§ EXTRACTED MATERIAL:
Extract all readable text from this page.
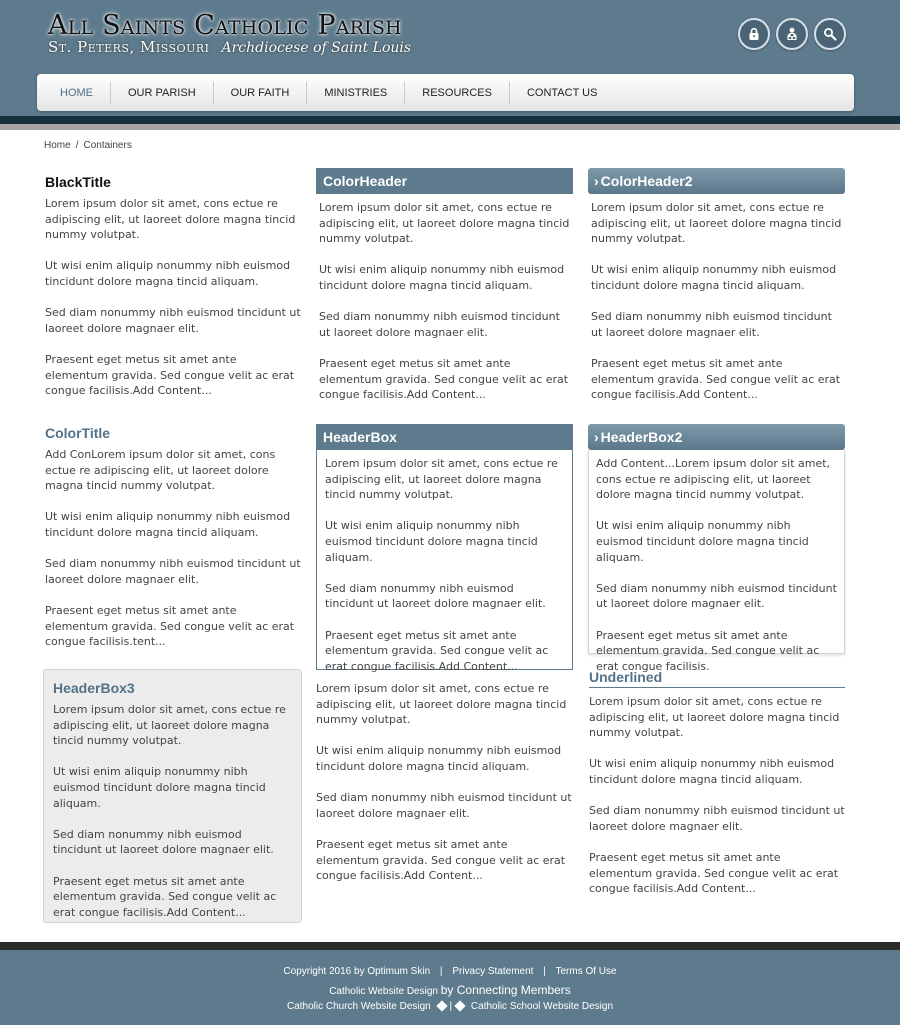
All Saints Catholic Parish
St. Peters, Missouri Archdiocese of Saint Louis
HOME	OUR PARISH	OUR FAITH	MINISTRIES	RESOURCES	CONTACT US
Home / Containers
BlackTitle

Lorem ipsum dolor sit amet, cons ectue re adipiscing elit, ut laoreet dolore magna tincid nummy volutpat.

Ut wisi enim aliquip nonummy nibh euismod tincidunt dolore magna tincid aliquam.

Sed diam nonummy nibh euismod tincidunt ut laoreet dolore magnaer elit.

Praesent eget metus sit amet ante elementum gravida. Sed congue velit ac erat congue facilisis.Add Content...

ColorTitle

Add ConLorem ipsum dolor sit amet, cons ectue re adipiscing elit, ut laoreet dolore magna tincid nummy volutpat.

Ut wisi enim aliquip nonummy nibh euismod tincidunt dolore magna tincid aliquam.

Sed diam nonummy nibh euismod tincidunt ut laoreet dolore magnaer elit.

Praesent eget metus sit amet ante elementum gravida. Sed congue velit ac erat congue facilisis.tent...

HeaderBox3

Lorem ipsum dolor sit amet, cons ectue re adipiscing elit, ut laoreet dolore magna tincid nummy volutpat.

Ut wisi enim aliquip nonummy nibh euismod tincidunt dolore magna tincid aliquam.

Sed diam nonummy nibh euismod tincidunt ut laoreet dolore magnaer elit.

Praesent eget metus sit amet ante elementum gravida. Sed congue velit ac erat congue facilisis.Add Content...

ColorHeader

Lorem ipsum dolor sit amet, cons ectue re adipiscing elit, ut laoreet dolore magna tincid nummy volutpat.

Ut wisi enim aliquip nonummy nibh euismod tincidunt dolore magna tincid aliquam.

Sed diam nonummy nibh euismod tincidunt ut laoreet dolore magnaer elit.

Praesent eget metus sit amet ante elementum gravida. Sed congue velit ac erat congue facilisis.Add Content...

HeaderBox

Lorem ipsum dolor sit amet, cons ectue re adipiscing elit, ut laoreet dolore magna tincid nummy volutpat.

Ut wisi enim aliquip nonummy nibh euismod tincidunt dolore magna tincid aliquam.

Sed diam nonummy nibh euismod tincidunt ut laoreet dolore magnaer elit.

Praesent eget metus sit amet ante elementum gravida. Sed congue velit ac erat congue facilisis.Add Content...

Lorem ipsum dolor sit amet, cons ectue re adipiscing elit, ut laoreet dolore magna tincid nummy volutpat.

Ut wisi enim aliquip nonummy nibh euismod tincidunt dolore magna tincid aliquam.

Sed diam nonummy nibh euismod tincidunt ut laoreet dolore magnaer elit.

Praesent eget metus sit amet ante elementum gravida. Sed congue velit ac erat congue facilisis.Add Content...

› ColorHeader2

Lorem ipsum dolor sit amet, cons ectue re adipiscing elit, ut laoreet dolore magna tincid nummy volutpat.

Ut wisi enim aliquip nonummy nibh euismod tincidunt dolore magna tincid aliquam.

Sed diam nonummy nibh euismod tincidunt ut laoreet dolore magnaer elit.

Praesent eget metus sit amet ante elementum gravida. Sed congue velit ac erat congue facilisis.Add Content...

› HeaderBox2

Add Content...Lorem ipsum dolor sit amet, cons ectue re adipiscing elit, ut laoreet dolore magna tincid nummy volutpat.

Ut wisi enim aliquip nonummy nibh euismod tincidunt dolore magna tincid aliquam.

Sed diam nonummy nibh euismod tincidunt ut laoreet dolore magnaer elit.

Praesent eget metus sit amet ante elementum gravida. Sed congue velit ac erat congue facilisis.

Underlined

Lorem ipsum dolor sit amet, cons ectue re adipiscing elit, ut laoreet dolore magna tincid nummy volutpat.

Ut wisi enim aliquip nonummy nibh euismod tincidunt dolore magna tincid aliquam.

Sed diam nonummy nibh euismod tincidunt ut laoreet dolore magnaer elit.

Praesent eget metus sit amet ante elementum gravida. Sed congue velit ac erat congue facilisis.Add Content...

Copyright 2016 by Optimum Skin | Privacy Statement | Terms Of Use
Catholic Website Design by Connecting Members
Catholic Church Website Design | Catholic School Website Design
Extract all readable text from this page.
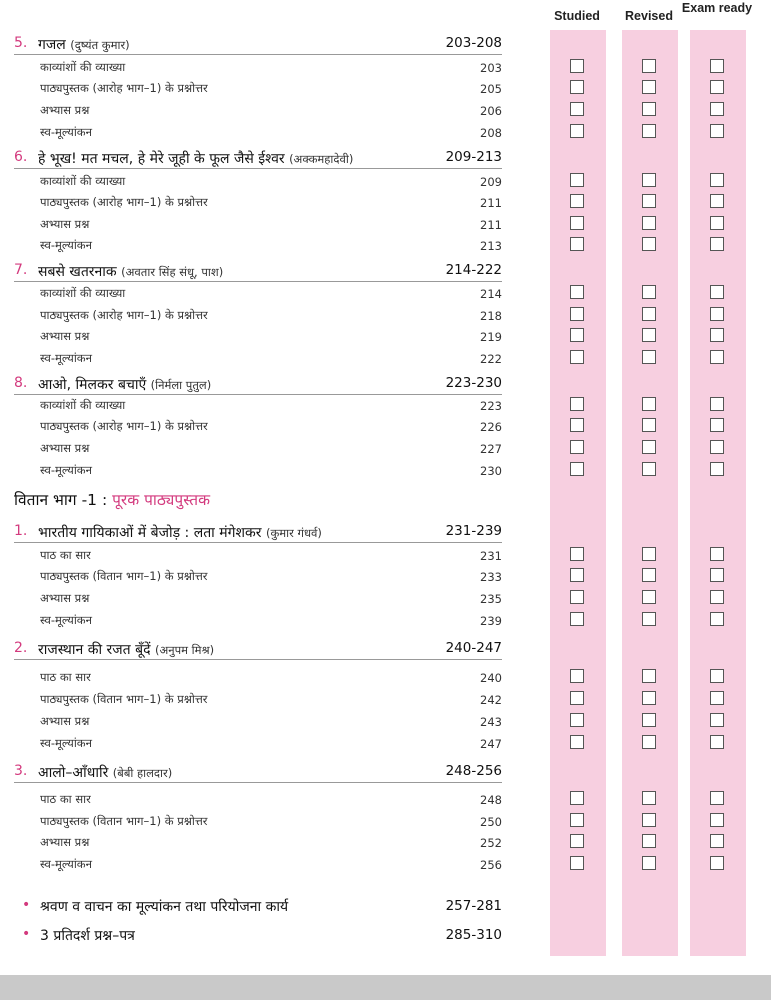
Studied	Revised
Exam ready
5. गजल (दुष्यंत कुमार)	203-208
काव्यांशों की व्याख्या	203
पाठ्यपुस्तक (आरोह भाग–1) के प्रश्नोत्तर	205
अभ्यास प्रश्न	206
स्व-मूल्यांकन	208
6. हे भूख! मत मचल, हे मेरे जूही के फूल जैसे ईश्वर (अक्कमहादेवी)	209-213
काव्यांशों की व्याख्या	209
पाठ्यपुस्तक (आरोह भाग–1) के प्रश्नोत्तर	211
अभ्यास प्रश्न	211
स्व-मूल्यांकन	213
7. सबसे खतरनाक (अवतार सिंह संधू, पाश)	214-222
काव्यांशों की व्याख्या	214
पाठ्यपुस्तक (आरोह भाग–1) के प्रश्नोत्तर	218
अभ्यास प्रश्न	219
स्व-मूल्यांकन	222
8. आओ, मिलकर बचाएँ (निर्मला पुतुल)	223-230
काव्यांशों की व्याख्या	223
पाठ्यपुस्तक (आरोह भाग–1) के प्रश्नोत्तर	226
अभ्यास प्रश्न	227
स्व-मूल्यांकन	230
1. भारतीय गायिकाओं में बेजोड़ : लता मंगेशकर (कुमार गंधर्व)	231-239
पाठ का सार	231
पाठ्यपुस्तक (वितान भाग–1) के प्रश्नोत्तर	233
अभ्यास प्रश्न	235
स्व-मूल्यांकन	239
2. राजस्थान की रजत बूँदें (अनुपम मिश्र)	240-247
पाठ का सार	240
पाठ्यपुस्तक (वितान भाग–1) के प्रश्नोत्तर	242
अभ्यास प्रश्न	243
स्व-मूल्यांकन	247
3. आलो–आँधारि (बेबी हालदार)	248-256
पाठ का सार	248
पाठ्यपुस्तक (वितान भाग–1) के प्रश्नोत्तर	250
अभ्यास प्रश्न	252
स्व-मूल्यांकन	256
• श्रवण व वाचन का मूल्यांकन तथा परियोजना कार्य	257-281
• 3 प्रतिदर्श प्रश्न–पत्र	285-310
वितान भाग -1 : पूरक पाठ्यपुस्तक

§ STATED PROBLEM: Return the full material word for word. Do not include the pictures.

§ TASK OUTPUT:
Extract all readable text from this page.
All Saints Catholic Parish
St. Peters, Missouri Archdiocese of Saint Louis
HOME	OUR PARISH	OUR FAITH	MINISTRIES	RESOURCES	CONTACT US
Home / Containers
BlackTitle

Lorem ipsum dolor sit amet, cons ectue re adipiscing elit, ut laoreet dolore magna tincid nummy volutpat.

Ut wisi enim aliquip nonummy nibh euismod tincidunt dolore magna tincid aliquam.

Sed diam nonummy nibh euismod tincidunt ut laoreet dolore magnaer elit.

Praesent eget metus sit amet ante elementum gravida. Sed congue velit ac erat congue facilisis.Add Content...

ColorTitle

Add ConLorem ipsum dolor sit amet, cons ectue re adipiscing elit, ut laoreet dolore magna tincid nummy volutpat.

Ut wisi enim aliquip nonummy nibh euismod tincidunt dolore magna tincid aliquam.

Sed diam nonummy nibh euismod tincidunt ut laoreet dolore magnaer elit.

Praesent eget metus sit amet ante elementum gravida. Sed congue velit ac erat congue facilisis.tent...

HeaderBox3

Lorem ipsum dolor sit amet, cons ectue re adipiscing elit, ut laoreet dolore magna tincid nummy volutpat.

Ut wisi enim aliquip nonummy nibh euismod tincidunt dolore magna tincid aliquam.

Sed diam nonummy nibh euismod tincidunt ut laoreet dolore magnaer elit.

Praesent eget metus sit amet ante elementum gravida. Sed congue velit ac erat congue facilisis.Add Content...

ColorHeader

Lorem ipsum dolor sit amet, cons ectue re adipiscing elit, ut laoreet dolore magna tincid nummy volutpat.

Ut wisi enim aliquip nonummy nibh euismod tincidunt dolore magna tincid aliquam.

Sed diam nonummy nibh euismod tincidunt ut laoreet dolore magnaer elit.

Praesent eget metus sit amet ante elementum gravida. Sed congue velit ac erat congue facilisis.Add Content...

HeaderBox

Lorem ipsum dolor sit amet, cons ectue re adipiscing elit, ut laoreet dolore magna tincid nummy volutpat.

Ut wisi enim aliquip nonummy nibh euismod tincidunt dolore magna tincid aliquam.

Sed diam nonummy nibh euismod tincidunt ut laoreet dolore magnaer elit.

Praesent eget metus sit amet ante elementum gravida. Sed congue velit ac erat congue facilisis.Add Content...

Lorem ipsum dolor sit amet, cons ectue re adipiscing elit, ut laoreet dolore magna tincid nummy volutpat.

Ut wisi enim aliquip nonummy nibh euismod tincidunt dolore magna tincid aliquam.

Sed diam nonummy nibh euismod tincidunt ut laoreet dolore magnaer elit.

Praesent eget metus sit amet ante elementum gravida. Sed congue velit ac erat congue facilisis.Add Content...

› ColorHeader2

Lorem ipsum dolor sit amet, cons ectue re adipiscing elit, ut laoreet dolore magna tincid nummy volutpat.

Ut wisi enim aliquip nonummy nibh euismod tincidunt dolore magna tincid aliquam.

Sed diam nonummy nibh euismod tincidunt ut laoreet dolore magnaer elit.

Praesent eget metus sit amet ante elementum gravida. Sed congue velit ac erat congue facilisis.Add Content...

› HeaderBox2

Add Content...Lorem ipsum dolor sit amet, cons ectue re adipiscing elit, ut laoreet dolore magna tincid nummy volutpat.

Ut wisi enim aliquip nonummy nibh euismod tincidunt dolore magna tincid aliquam.

Sed diam nonummy nibh euismod tincidunt ut laoreet dolore magnaer elit.

Praesent eget metus sit amet ante elementum gravida. Sed congue velit ac erat congue facilisis.

Underlined

Lorem ipsum dolor sit amet, cons ectue re adipiscing elit, ut laoreet dolore magna tincid nummy volutpat.

Ut wisi enim aliquip nonummy nibh euismod tincidunt dolore magna tincid aliquam.

Sed diam nonummy nibh euismod tincidunt ut laoreet dolore magnaer elit.

Praesent eget metus sit amet ante elementum gravida. Sed congue velit ac erat congue facilisis.Add Content...

Copyright 2016 by Optimum Skin | Privacy Statement | Terms Of Use
Catholic Website Design by Connecting Members
Catholic Church Website Design | Catholic School Website Design
Extract all readable text from this page.
Studied	Revised
Exam ready
5. गजल (दुष्यंत कुमार)	203-208
काव्यांशों की व्याख्या	203
पाठ्यपुस्तक (आरोह भाग–1) के प्रश्नोत्तर	205
अभ्यास प्रश्न	206
स्व-मूल्यांकन	208
6. हे भूख! मत मचल, हे मेरे जूही के फूल जैसे ईश्वर (अक्कमहादेवी)	209-213
काव्यांशों की व्याख्या	209
पाठ्यपुस्तक (आरोह भाग–1) के प्रश्नोत्तर	211
अभ्यास प्रश्न	211
स्व-मूल्यांकन	213
7. सबसे खतरनाक (अवतार सिंह संधू, पाश)	214-222
काव्यांशों की व्याख्या	214
पाठ्यपुस्तक (आरोह भाग–1) के प्रश्नोत्तर	218
अभ्यास प्रश्न	219
स्व-मूल्यांकन	222
8. आओ, मिलकर बचाएँ (निर्मला पुतुल)	223-230
काव्यांशों की व्याख्या	223
पाठ्यपुस्तक (आरोह भाग–1) के प्रश्नोत्तर	226
अभ्यास प्रश्न	227
स्व-मूल्यांकन	230
1. भारतीय गायिकाओं में बेजोड़ : लता मंगेशकर (कुमार गंधर्व)	231-239
पाठ का सार	231
पाठ्यपुस्तक (वितान भाग–1) के प्रश्नोत्तर	233
अभ्यास प्रश्न	235
स्व-मूल्यांकन	239
2. राजस्थान की रजत बूँदें (अनुपम मिश्र)	240-247
पाठ का सार	240
पाठ्यपुस्तक (वितान भाग–1) के प्रश्नोत्तर	242
अभ्यास प्रश्न	243
स्व-मूल्यांकन	247
3. आलो–आँधारि (बेबी हालदार)	248-256
पाठ का सार	248
पाठ्यपुस्तक (वितान भाग–1) के प्रश्नोत्तर	250
अभ्यास प्रश्न	252
स्व-मूल्यांकन	256
• श्रवण व वाचन का मूल्यांकन तथा परियोजना कार्य	257-281
• 3 प्रतिदर्श प्रश्न–पत्र	285-310
वितान भाग -1 : पूरक पाठ्यपुस्तक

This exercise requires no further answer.